## Prompt 1
In the norm-bound derivation below, how is γ₁ defined?
## Prompt 2
Pick up the norm-bound derivation below at the point where it stops, and carry it forward.

## Source
— start —

Let \(\Vert u_0\Vert _\rho =M\) and \(\Vert f\Vert _\rho =M_1\). Based on (33) and Lemma 1 we have

$$\begin{aligned} \nonumber \Vert v_0\Vert _1&\le \Vert H^{-1}\Vert \,\Vert u_0\Vert _\rho =\dfrac{M}{|c_0|},\\ \Vert v_1\Vert _1&\le \Vert H^{-1}\Vert \,\Vert f-u_0-\lambda \,(C+L)\,v_0\Vert _\rho ,\\&\le \frac{c_0 M_1+c_0 M+|\lambda |\,\Vert C+L\Vert \,M}{|c_0|^2}= B,\\ \Vert v_2\Vert _1&\le \Vert H^{-1}\Vert \,\Vert \lambda \,(C +L)\,v_1\Vert _\rho ,\\&\le \dfrac{|\lambda |\,\Vert C+L\Vert \,B}{|c_0|}\\ \Vert v_k\Vert _1&\le \left( \dfrac{|\lambda |\,\Vert C+L\Vert }{|c_0|}\right) ^{k-1}\,B,\\&=\gamma _{1}^{k-1}\,B, \ \ k\ge 2. \end{aligned}$$

where

$$\begin{aligned} \gamma _{1}&=\dfrac{|\lambda |\,\Vert C+L\Vert }{|c_0|} \end{aligned}$$
(35)
$$\begin{aligned} B&=\frac{1}{|c_0|^2}\Bigl [c_0 M_1+c_0 M+|\lambda |\,\Vert C+L\Vert \,M \Bigr ] . \end{aligned}$$
(36)

— end —

## Recorded information
— start —

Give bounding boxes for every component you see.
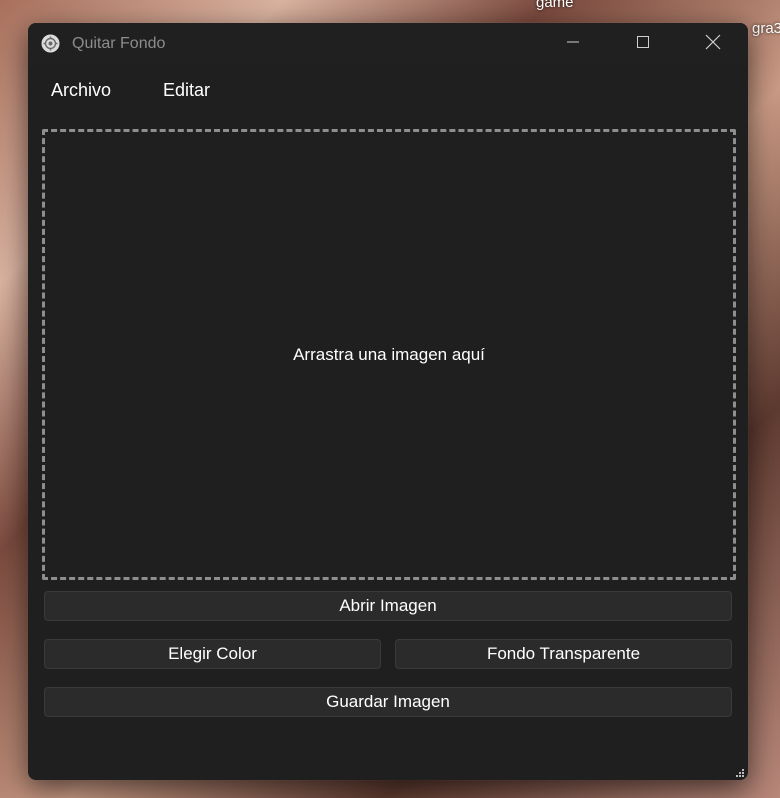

— end —

## Task result 1
γ₁ = |λ| ‖C + L‖ / |c₀|

## Task result 2
Assume that \(\gamma _1<1\), then from (22) at \(p=1\), we obtain

$$\begin{aligned} \Vert v\Vert _1&\le \left\| \sum _{k=0}^{\infty } v_k(x)\right\| _1\le \Vert v_0\Vert _1+\sum _{k=1}^{\infty } \Vert v_k\Vert _1,\\&\le M+\sum _{k=1}^{\infty } \gamma _{1}^{k-1}\,B=M+\frac{B}{1-\gamma _{1}}<\infty . \end{aligned}$$

Therefore, series (22) converges to the exact solution in the sense of norm \(||\cdot ||_1\).\(\square\)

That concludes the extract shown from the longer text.